== What to produce ==
Copy the lines verbatim, starting at the line containing "x-tick-label: 30 dB [1229,1307,1339,1354]" and ending at the line containing "x-tick-label: 40 dB [1582,1307,1693,1354]", with both of those lines included.

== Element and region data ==
**********
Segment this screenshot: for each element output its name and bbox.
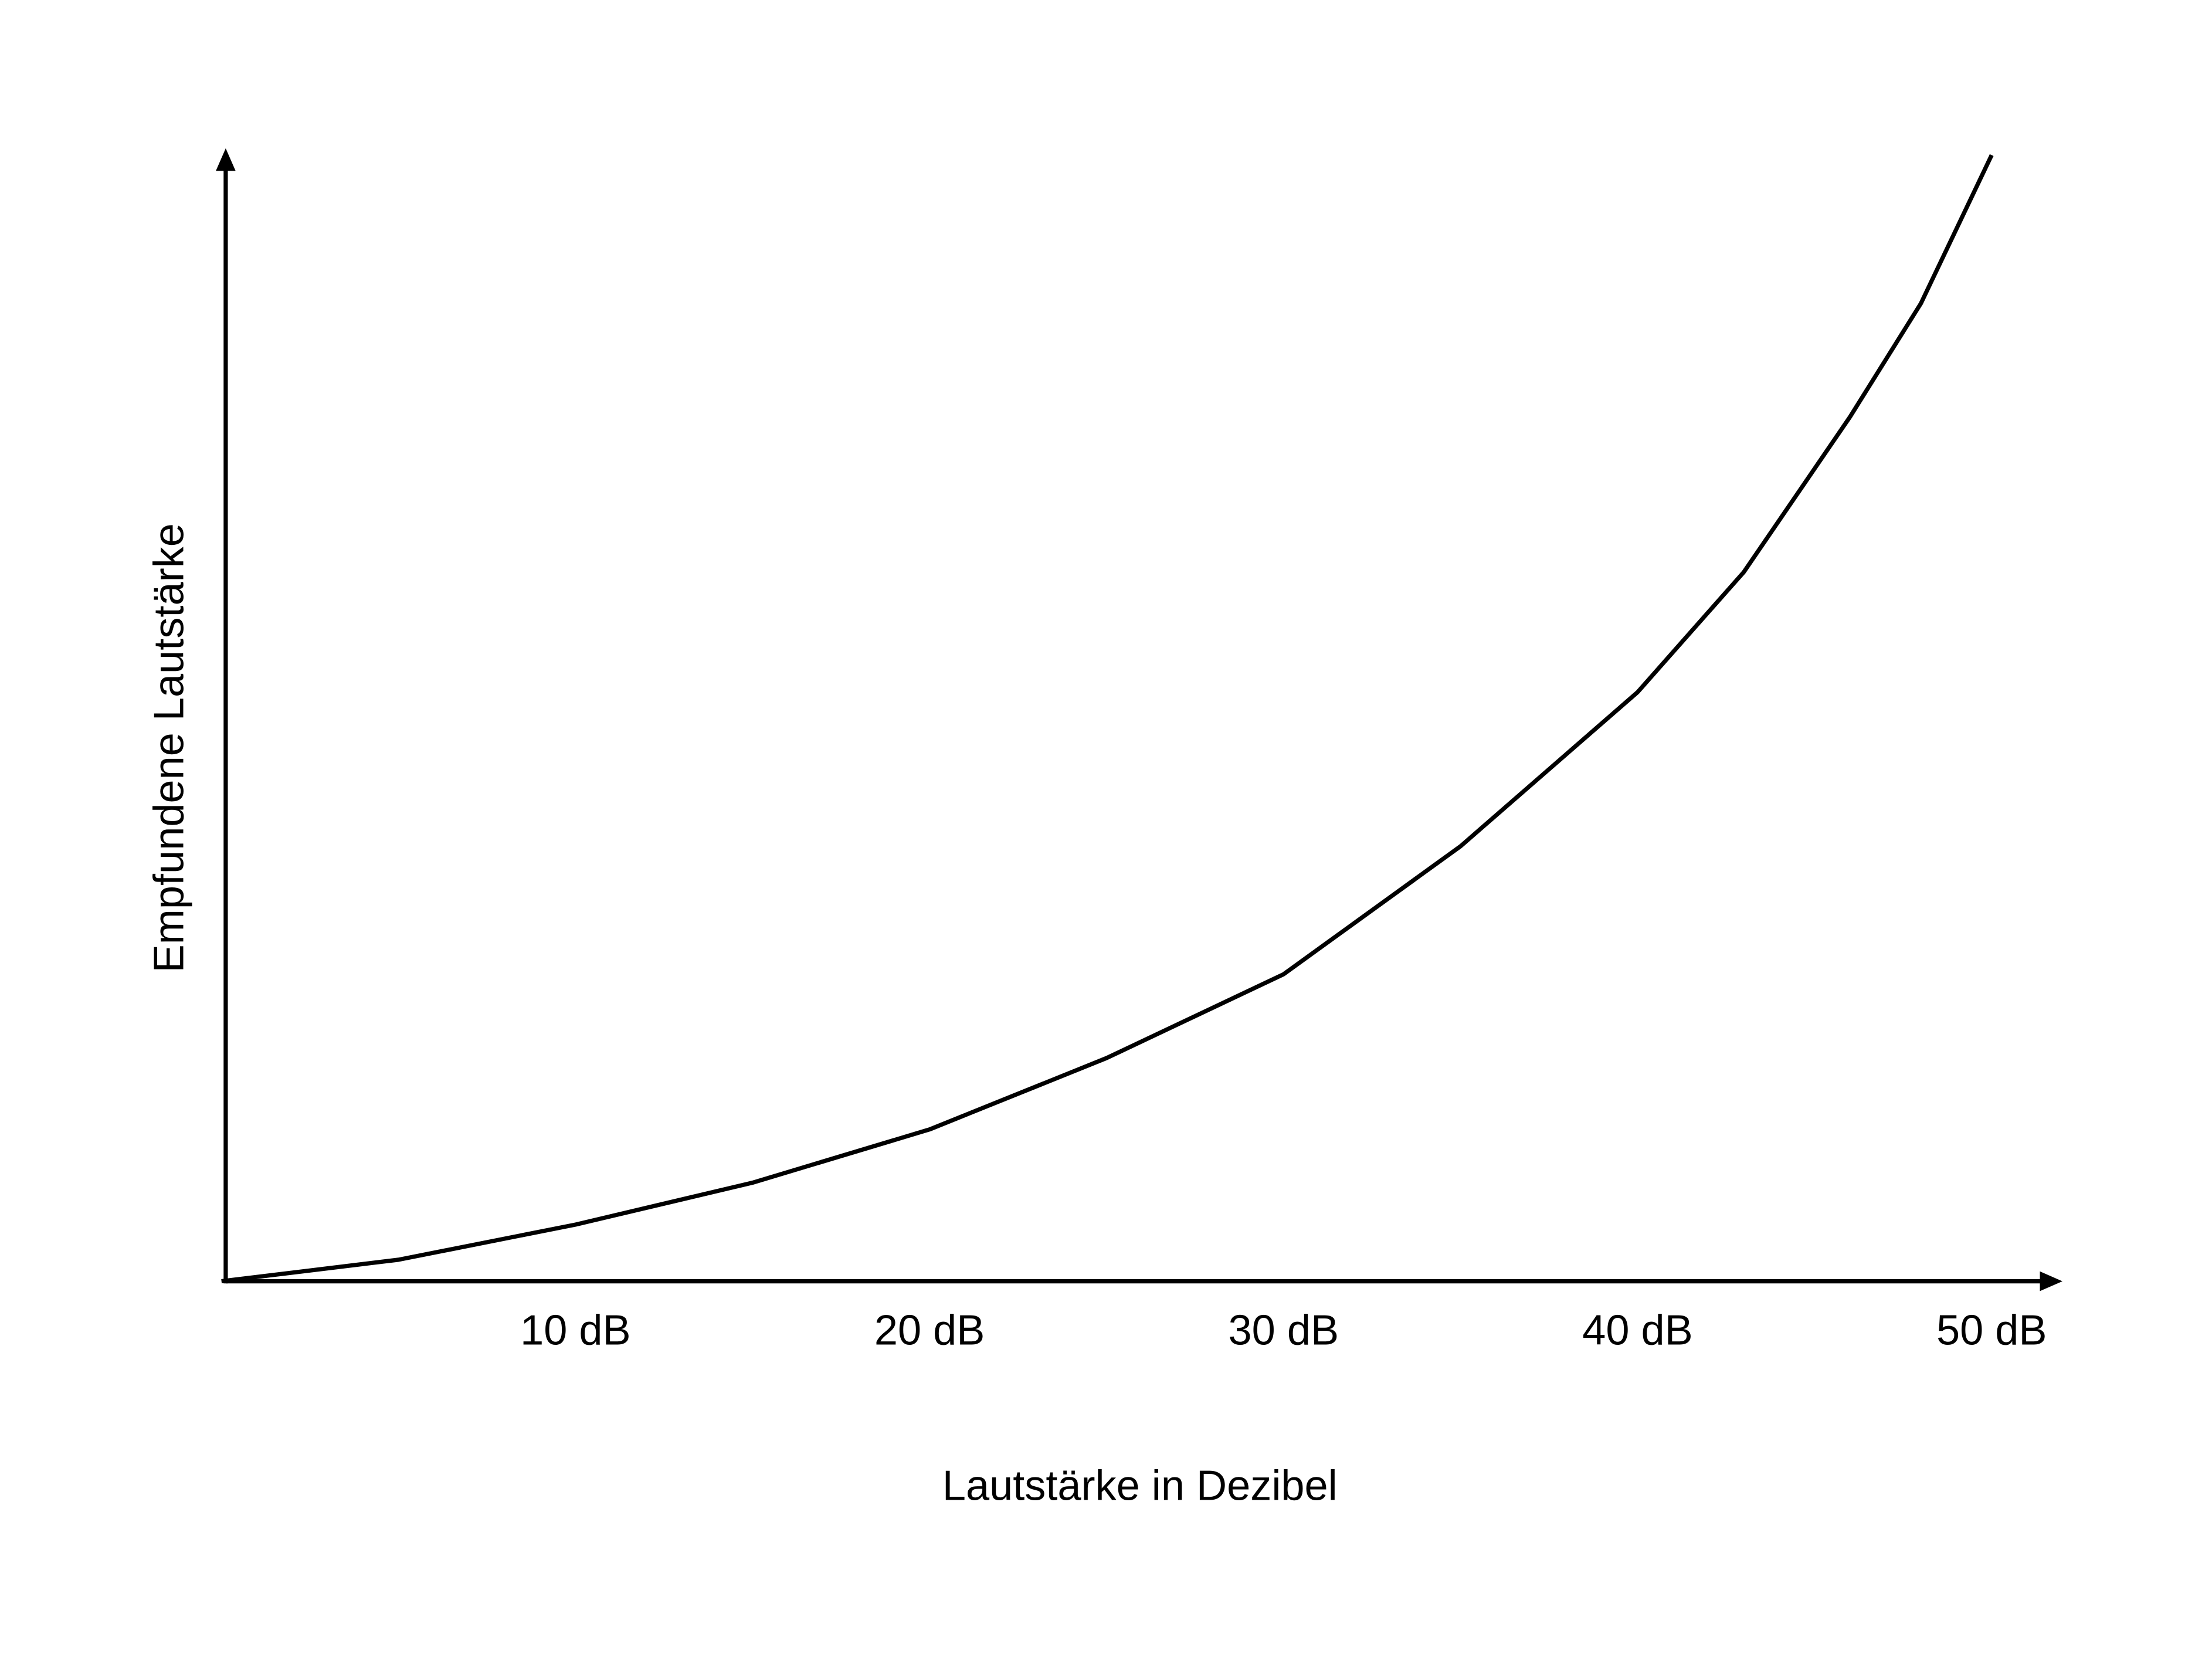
x-tick-label: 30 dB [1229,1307,1339,1354]
x-tick-label: 20 dB [874,1307,985,1354]
x-axis-arrow [2040,1271,2063,1291]
curve [221,154,1994,1284]
y-axis-arrow [216,148,236,171]
x-tick-label: 50 dB [1936,1307,2047,1354]
y-axis-label: Empfundene Lautstärke [146,523,193,972]
x-tick-label: 10 dB [520,1307,631,1354]
x-tick-label: 40 dB [1582,1307,1693,1354]
x-axis-label: Lautstärke in Dezibel [942,1462,1338,1509]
**********
== Solution for this problem ==
x-tick-label: 30 dB [1229,1307,1339,1354]
x-tick-label: 20 dB [874,1307,985,1354]
x-axis-arrow [2040,1271,2063,1291]
curve [221,154,1994,1284]
y-axis-arrow [216,148,236,171]
x-tick-label: 50 dB [1936,1307,2047,1354]
y-axis-label: Empfundene Lautstärke [146,523,193,972]
x-tick-label: 10 dB [520,1307,631,1354]
x-tick-label: 40 dB [1582,1307,1693,1354]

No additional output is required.